- DIRECTIONS FOR THIS TASK -
Wherever a line holds the word "Organizzativo", copy that line out.

- RECORD SET -
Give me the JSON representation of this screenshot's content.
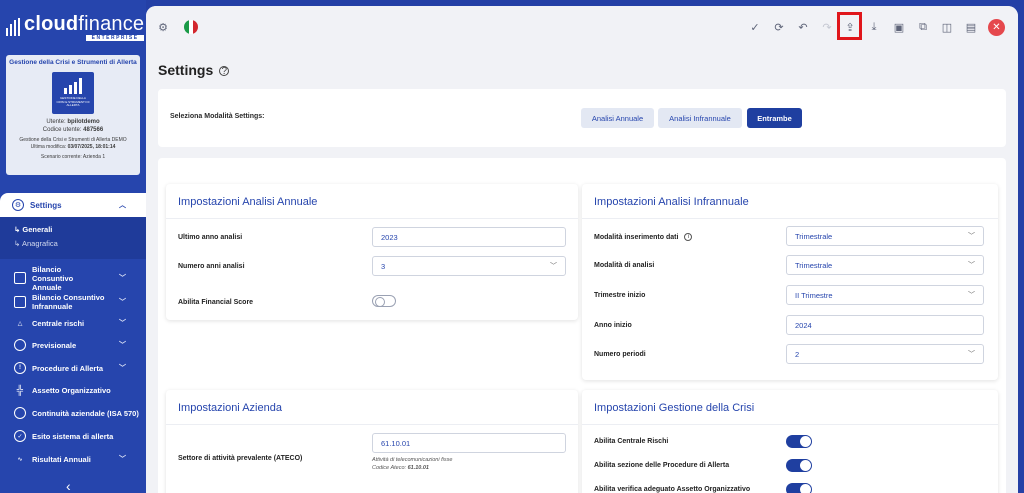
{
  "brand": {
    "name_bold": "cloud",
    "name_light": "finance",
    "edition": "ENTERPRISE"
  },
  "user_card": {
    "title": "Gestione della Crisi e Strumenti di Allerta",
    "logo_caption": "GESTIONE DELLA CRISI E STRUMENTI DI ALLERTA",
    "user_label": "Utente:",
    "user_value": "bpilotdemo",
    "code_label": "Codice utente:",
    "code_value": "487566",
    "project": "Gestione della Crisi e Strumenti di Allerta DEMO",
    "last_mod_label": "Ultima modifica:",
    "last_mod_value": "03/07/2025, 18:01:14",
    "scenario": "Scenario corrente: Azienda 1"
  },
  "sidebar": {
    "active": "Settings",
    "subitems": [
      "Generali",
      "Anagrafica"
    ],
    "items": [
      {
        "label": "Bilancio Consuntivo Annuale",
        "icon": "document-icon",
        "chevron": true
      },
      {
        "label": "Bilancio Consuntivo Infrannuale",
        "icon": "document-icon",
        "chevron": true
      },
      {
        "label": "Centrale rischi",
        "icon": "warning-icon",
        "chevron": true
      },
      {
        "label": "Previsionale",
        "icon": "stopwatch-icon",
        "chevron": true
      },
      {
        "label": "Procedure di Allerta",
        "icon": "alert-circle-icon",
        "chevron": true
      },
      {
        "label": "Assetto Organizzativo",
        "icon": "org-chart-icon",
        "chevron": false
      },
      {
        "label": "Continuità aziendale (ISA 570)",
        "icon": "database-icon",
        "chevron": false
      },
      {
        "label": "Esito sistema di allerta",
        "icon": "check-circle-icon",
        "chevron": false
      },
      {
        "label": "Risultati Annuali",
        "icon": "pulse-icon",
        "chevron": true
      }
    ]
  },
  "page": {
    "title": "Settings"
  },
  "mode": {
    "label": "Seleziona Modalità Settings:",
    "buttons": [
      "Analisi Annuale",
      "Analisi Infrannuale",
      "Entrambe"
    ],
    "selected": "Entrambe"
  },
  "annual": {
    "title": "Impostazioni Analisi Annuale",
    "last_year_label": "Ultimo anno analisi",
    "last_year_value": "2023",
    "num_years_label": "Numero anni analisi",
    "num_years_value": "3",
    "financial_score_label": "Abilita Financial Score"
  },
  "interim": {
    "title": "Impostazioni Analisi Infrannuale",
    "input_mode_label": "Modalità inserimento dati",
    "input_mode_value": "Trimestrale",
    "analysis_mode_label": "Modalità di analisi",
    "analysis_mode_value": "Trimestrale",
    "start_quarter_label": "Trimestre inizio",
    "start_quarter_value": "II Trimestre",
    "start_year_label": "Anno inizio",
    "start_year_value": "2024",
    "periods_label": "Numero periodi",
    "periods_value": "2"
  },
  "company": {
    "title": "Impostazioni Azienda",
    "ateco_label": "Settore di attività prevalente (ATECO)",
    "ateco_value": "61.10.01",
    "ateco_desc": "Attività di telecomunicazioni fisse",
    "ateco_code_label": "Codice Ateco:",
    "ateco_code_value": "61.10.01"
  },
  "crisis": {
    "title": "Impostazioni Gestione della Crisi",
    "centrale_rischi_label": "Abilita Centrale Rischi",
    "procedure_label": "Abilita sezione delle Procedure di Allerta",
    "assetto_label": "Abilita verifica adeguato Assetto Organizzativo"
  },
  "colors": {
    "primary": "#2645ad",
    "danger": "#e5484d",
    "highlight": "#e0161b"
  }
}
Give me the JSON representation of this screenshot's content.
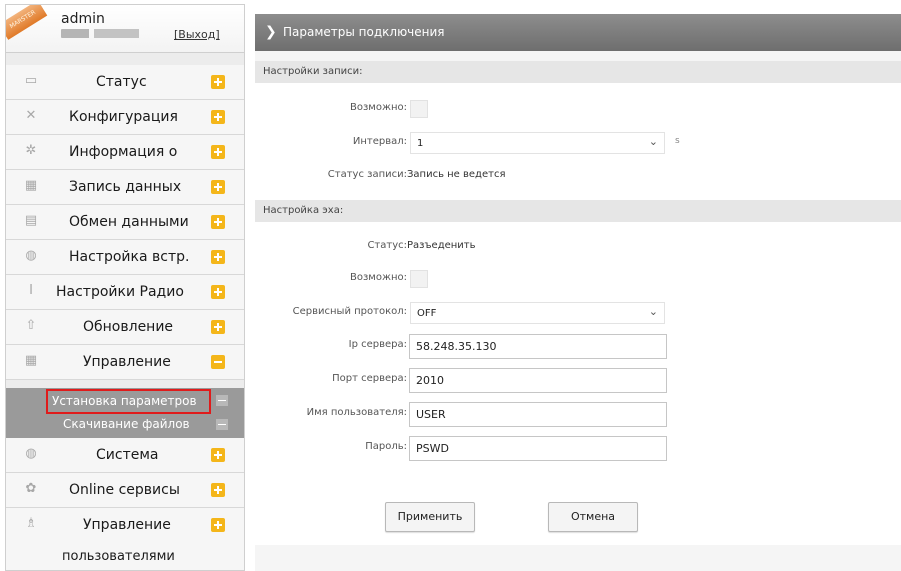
{
  "user": {
    "ribbon_text": "MARSTER",
    "name": "admin",
    "logout": "[Выход]"
  },
  "menu": {
    "items": [
      {
        "label": "Статус",
        "icon": "monitor-icon"
      },
      {
        "label": "Конфигурация",
        "icon": "tools-icon"
      },
      {
        "label": "Информация о",
        "icon": "gear-icon"
      },
      {
        "label": "Запись данных",
        "icon": "calendar-icon"
      },
      {
        "label": "Обмен данными",
        "icon": "computer-icon"
      },
      {
        "label": "Настройка встр.",
        "icon": "globe-icon"
      },
      {
        "label": "Настройки Радио",
        "icon": "antenna-icon"
      },
      {
        "label": "Обновление",
        "icon": "upload-icon"
      },
      {
        "label": "Управление",
        "icon": "calendar-icon",
        "expanded": true
      },
      {
        "label": "Система",
        "icon": "globe-icon"
      },
      {
        "label": "Online сервисы",
        "icon": "cloud-icon"
      },
      {
        "label": "Управление",
        "icon": "users-icon"
      }
    ],
    "sub_items": [
      {
        "label": "Установка параметров",
        "selected": true
      },
      {
        "label": "Скачивание файлов"
      }
    ],
    "tail_label": "пользователями"
  },
  "header": {
    "title": "Параметры подключения"
  },
  "record_section": {
    "title": "Настройки записи:",
    "enable_label": "Возможно:",
    "interval_label": "Интервал:",
    "interval_value": "1",
    "interval_unit": "s",
    "status_label": "Статус записи:",
    "status_value": "Запись не ведется"
  },
  "echo_section": {
    "title": "Настройка эха:",
    "status_label": "Статус:",
    "status_value": "Разъеденить",
    "enable_label": "Возможно:",
    "protocol_label": "Сервисный протокол:",
    "protocol_value": "OFF",
    "ip_label": "Ip сервера:",
    "ip_value": "58.248.35.130",
    "port_label": "Порт сервера:",
    "port_value": "2010",
    "user_label": "Имя пользователя:",
    "user_value": "USER",
    "password_label": "Пароль:",
    "password_value": "PSWD"
  },
  "buttons": {
    "apply": "Применить",
    "cancel": "Отмена"
  },
  "colors": {
    "header_bar": "#7d7d7d",
    "plus_badge": "#f4b61a",
    "selection_outline": "#e01b1b",
    "submenu_bg": "#9a9a9a"
  }
}
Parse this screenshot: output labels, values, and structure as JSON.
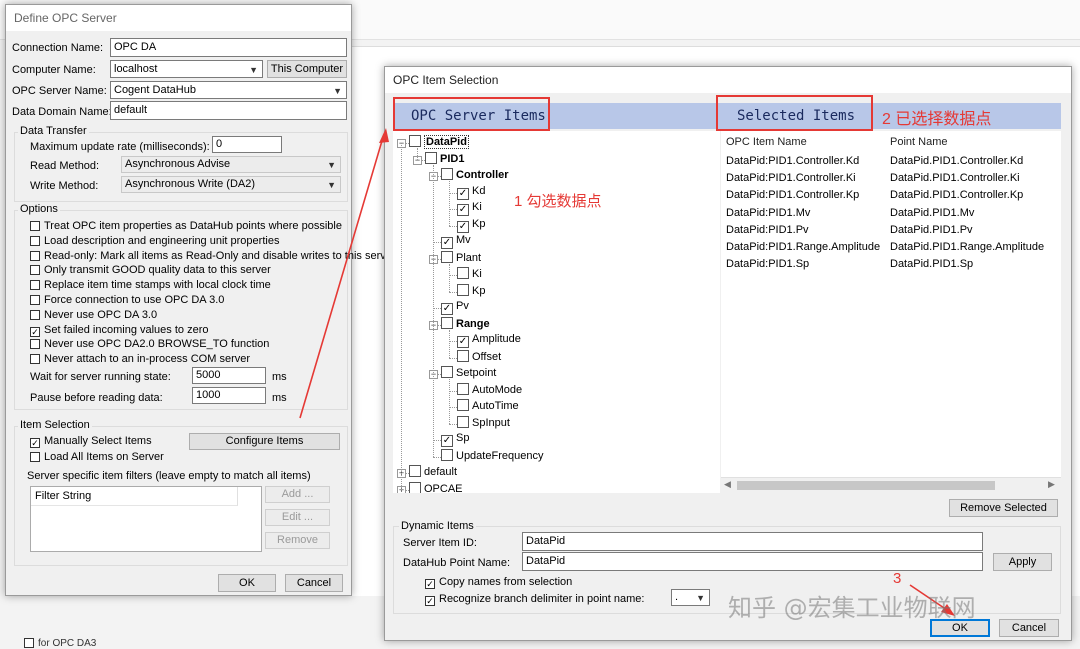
{
  "background": {
    "bottom_text": "for OPC DA3"
  },
  "define": {
    "title": "Define OPC Server",
    "connection_name_label": "Connection Name:",
    "connection_name": "OPC DA",
    "computer_name_label": "Computer Name:",
    "computer_name": "localhost",
    "this_computer": "This Computer",
    "server_name_label": "OPC Server Name:",
    "server_name": "Cogent DataHub",
    "domain_label": "Data Domain Name:",
    "domain": "default",
    "transfer": {
      "title": "Data Transfer",
      "rate_label": "Maximum update rate (milliseconds):",
      "rate": "0",
      "read_label": "Read Method:",
      "read": "Asynchronous Advise",
      "write_label": "Write Method:",
      "write": "Asynchronous Write (DA2)"
    },
    "options": {
      "title": "Options",
      "items": [
        {
          "label": "Treat OPC item properties as DataHub points where possible",
          "checked": false
        },
        {
          "label": "Load description and engineering unit properties",
          "checked": false
        },
        {
          "label": "Read-only: Mark all items as Read-Only and disable writes to this server",
          "checked": false
        },
        {
          "label": "Only transmit GOOD quality data to this server",
          "checked": false
        },
        {
          "label": "Replace item time stamps with local clock time",
          "checked": false
        },
        {
          "label": "Force connection to use OPC DA 3.0",
          "checked": false
        },
        {
          "label": "Never use OPC DA 3.0",
          "checked": false
        },
        {
          "label": "Set failed incoming values to zero",
          "checked": true
        },
        {
          "label": "Never use OPC DA2.0 BROWSE_TO function",
          "checked": false
        },
        {
          "label": "Never attach to an in-process COM server",
          "checked": false
        }
      ],
      "wait_label": "Wait for server running state:",
      "wait": "5000",
      "pause_label": "Pause before reading data:",
      "pause": "1000",
      "ms": "ms"
    },
    "item_selection": {
      "title": "Item Selection",
      "manual": "Manually Select Items",
      "load_all": "Load All Items on Server",
      "configure": "Configure Items",
      "filters_title": "Server specific item filters (leave empty to match all items)",
      "filter_header": "Filter String",
      "add": "Add ...",
      "edit": "Edit ...",
      "remove": "Remove"
    },
    "ok": "OK",
    "cancel": "Cancel"
  },
  "opc": {
    "title": "OPC Item Selection",
    "server_items": "OPC Server Items",
    "selected_items": "Selected Items",
    "ann1": "1 勾选数据点",
    "ann2": "2 已选择数据点",
    "ann3": "3",
    "tree": [
      {
        "label": "DataPid",
        "bold": true,
        "checked": false,
        "expander": "-",
        "level": 0
      },
      {
        "label": "PID1",
        "bold": true,
        "checked": false,
        "expander": "-",
        "level": 1
      },
      {
        "label": "Controller",
        "bold": true,
        "checked": false,
        "expander": "-",
        "level": 2
      },
      {
        "label": "Kd",
        "bold": false,
        "checked": true,
        "expander": "",
        "level": 3
      },
      {
        "label": "Ki",
        "bold": false,
        "checked": true,
        "expander": "",
        "level": 3
      },
      {
        "label": "Kp",
        "bold": false,
        "checked": true,
        "expander": "",
        "level": 3
      },
      {
        "label": "Mv",
        "bold": false,
        "checked": true,
        "expander": "",
        "level": 2
      },
      {
        "label": "Plant",
        "bold": false,
        "checked": false,
        "expander": "-",
        "level": 2
      },
      {
        "label": "Ki",
        "bold": false,
        "checked": false,
        "expander": "",
        "level": 3
      },
      {
        "label": "Kp",
        "bold": false,
        "checked": false,
        "expander": "",
        "level": 3
      },
      {
        "label": "Pv",
        "bold": false,
        "checked": true,
        "expander": "",
        "level": 2
      },
      {
        "label": "Range",
        "bold": true,
        "checked": false,
        "expander": "-",
        "level": 2
      },
      {
        "label": "Amplitude",
        "bold": false,
        "checked": true,
        "expander": "",
        "level": 3
      },
      {
        "label": "Offset",
        "bold": false,
        "checked": false,
        "expander": "",
        "level": 3
      },
      {
        "label": "Setpoint",
        "bold": false,
        "checked": false,
        "expander": "-",
        "level": 2
      },
      {
        "label": "AutoMode",
        "bold": false,
        "checked": false,
        "expander": "",
        "level": 3
      },
      {
        "label": "AutoTime",
        "bold": false,
        "checked": false,
        "expander": "",
        "level": 3
      },
      {
        "label": "SpInput",
        "bold": false,
        "checked": false,
        "expander": "",
        "level": 3
      },
      {
        "label": "Sp",
        "bold": false,
        "checked": true,
        "expander": "",
        "level": 2
      },
      {
        "label": "UpdateFrequency",
        "bold": false,
        "checked": false,
        "expander": "",
        "level": 2
      },
      {
        "label": "default",
        "bold": false,
        "checked": false,
        "expander": "+",
        "level": 0
      },
      {
        "label": "OPCAE",
        "bold": false,
        "checked": false,
        "expander": "+",
        "level": 0
      }
    ],
    "columns": [
      "OPC Item Name",
      "Point Name"
    ],
    "rows": [
      [
        "DataPid:PID1.Controller.Kd",
        "DataPid.PID1.Controller.Kd"
      ],
      [
        "DataPid:PID1.Controller.Ki",
        "DataPid.PID1.Controller.Ki"
      ],
      [
        "DataPid:PID1.Controller.Kp",
        "DataPid.PID1.Controller.Kp"
      ],
      [
        "DataPid:PID1.Mv",
        "DataPid.PID1.Mv"
      ],
      [
        "DataPid:PID1.Pv",
        "DataPid.PID1.Pv"
      ],
      [
        "DataPid:PID1.Range.Amplitude",
        "DataPid.PID1.Range.Amplitude"
      ],
      [
        "DataPid:PID1.Sp",
        "DataPid.PID1.Sp"
      ]
    ],
    "remove_selected": "Remove Selected",
    "dynamic": {
      "title": "Dynamic Items",
      "server_id_label": "Server Item ID:",
      "server_id": "DataPid",
      "point_name_label": "DataHub Point Name:",
      "point_name": "DataPid",
      "apply": "Apply",
      "copy_names": "Copy names from selection",
      "recognize": "Recognize branch delimiter in point name:",
      "delimiter": "."
    },
    "ok": "OK",
    "cancel": "Cancel"
  },
  "watermark": "知乎 @宏集工业物联网",
  "colors": {
    "accent": "#0078d7",
    "annotation": "#e53935",
    "header_band": "#b8c7e8"
  }
}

- SOLUTION TO THIS TASK -
        "label": "Assetto Organizzativo",
    "assetto_label": "Abilita verifica adeguato Assetto Organizzativo"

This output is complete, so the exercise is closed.